ENTRIES:
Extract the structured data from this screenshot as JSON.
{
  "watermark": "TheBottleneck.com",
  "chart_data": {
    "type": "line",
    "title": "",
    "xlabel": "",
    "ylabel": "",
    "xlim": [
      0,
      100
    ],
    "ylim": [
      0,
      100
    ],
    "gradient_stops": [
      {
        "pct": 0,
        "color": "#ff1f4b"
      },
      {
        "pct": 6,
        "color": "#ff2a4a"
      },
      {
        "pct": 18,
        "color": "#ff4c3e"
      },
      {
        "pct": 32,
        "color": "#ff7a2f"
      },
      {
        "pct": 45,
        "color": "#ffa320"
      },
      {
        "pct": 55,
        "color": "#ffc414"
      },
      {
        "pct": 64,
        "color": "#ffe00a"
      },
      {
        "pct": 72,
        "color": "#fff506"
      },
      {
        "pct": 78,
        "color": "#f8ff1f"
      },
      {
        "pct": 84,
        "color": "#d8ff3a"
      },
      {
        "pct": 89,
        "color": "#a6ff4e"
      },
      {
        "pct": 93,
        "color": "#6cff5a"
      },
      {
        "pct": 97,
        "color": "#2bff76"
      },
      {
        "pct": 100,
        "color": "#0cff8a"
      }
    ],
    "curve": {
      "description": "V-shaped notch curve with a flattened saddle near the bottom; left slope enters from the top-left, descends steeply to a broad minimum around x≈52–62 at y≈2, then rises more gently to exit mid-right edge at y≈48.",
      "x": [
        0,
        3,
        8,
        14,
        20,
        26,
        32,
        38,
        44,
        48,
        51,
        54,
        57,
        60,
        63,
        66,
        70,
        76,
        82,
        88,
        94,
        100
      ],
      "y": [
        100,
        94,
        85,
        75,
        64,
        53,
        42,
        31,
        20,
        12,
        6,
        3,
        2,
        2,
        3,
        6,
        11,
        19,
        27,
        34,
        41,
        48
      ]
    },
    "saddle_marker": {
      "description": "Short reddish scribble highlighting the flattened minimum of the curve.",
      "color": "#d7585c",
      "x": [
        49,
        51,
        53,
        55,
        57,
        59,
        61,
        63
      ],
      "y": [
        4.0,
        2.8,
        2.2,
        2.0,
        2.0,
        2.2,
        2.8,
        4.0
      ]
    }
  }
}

GOAL: Look through the entries above and report each line where the string "from" occurs.

RESULT OF THE TASK:
Extract the structured data from this screenshot as JSON.
      "description": "V-shaped notch curve with a flattened saddle near the bottom; left slope enters from the top-left, descends steeply to a broad minimum around x≈52–62 at y≈2, then rises more gently to exit mid-right edge at y≈48.",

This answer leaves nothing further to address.